Scan the following material for the string "individuals" and copy each line in which it appears.
::::
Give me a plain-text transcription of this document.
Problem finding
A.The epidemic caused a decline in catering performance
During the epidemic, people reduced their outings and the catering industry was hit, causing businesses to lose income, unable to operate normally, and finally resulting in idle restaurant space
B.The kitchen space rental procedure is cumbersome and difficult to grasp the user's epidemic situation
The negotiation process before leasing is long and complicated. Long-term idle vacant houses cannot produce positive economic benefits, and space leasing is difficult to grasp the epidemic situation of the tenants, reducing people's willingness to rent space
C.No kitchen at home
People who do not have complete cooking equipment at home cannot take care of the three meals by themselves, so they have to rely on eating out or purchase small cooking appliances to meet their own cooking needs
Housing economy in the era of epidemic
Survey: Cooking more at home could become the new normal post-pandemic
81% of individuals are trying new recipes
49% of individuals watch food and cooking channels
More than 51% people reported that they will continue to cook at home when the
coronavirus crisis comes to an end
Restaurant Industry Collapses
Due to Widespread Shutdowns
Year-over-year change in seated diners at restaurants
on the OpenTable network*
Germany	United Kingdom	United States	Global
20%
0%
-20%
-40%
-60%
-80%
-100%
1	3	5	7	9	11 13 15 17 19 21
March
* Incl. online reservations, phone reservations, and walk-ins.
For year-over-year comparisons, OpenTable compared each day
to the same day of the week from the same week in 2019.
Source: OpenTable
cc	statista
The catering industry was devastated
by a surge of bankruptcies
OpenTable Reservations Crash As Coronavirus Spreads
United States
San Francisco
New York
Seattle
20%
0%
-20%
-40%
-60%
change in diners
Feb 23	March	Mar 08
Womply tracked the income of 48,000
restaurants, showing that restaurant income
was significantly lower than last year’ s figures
::::
# Expected answer
81% of individuals are trying new recipes
49% of individuals watch food and cooking channels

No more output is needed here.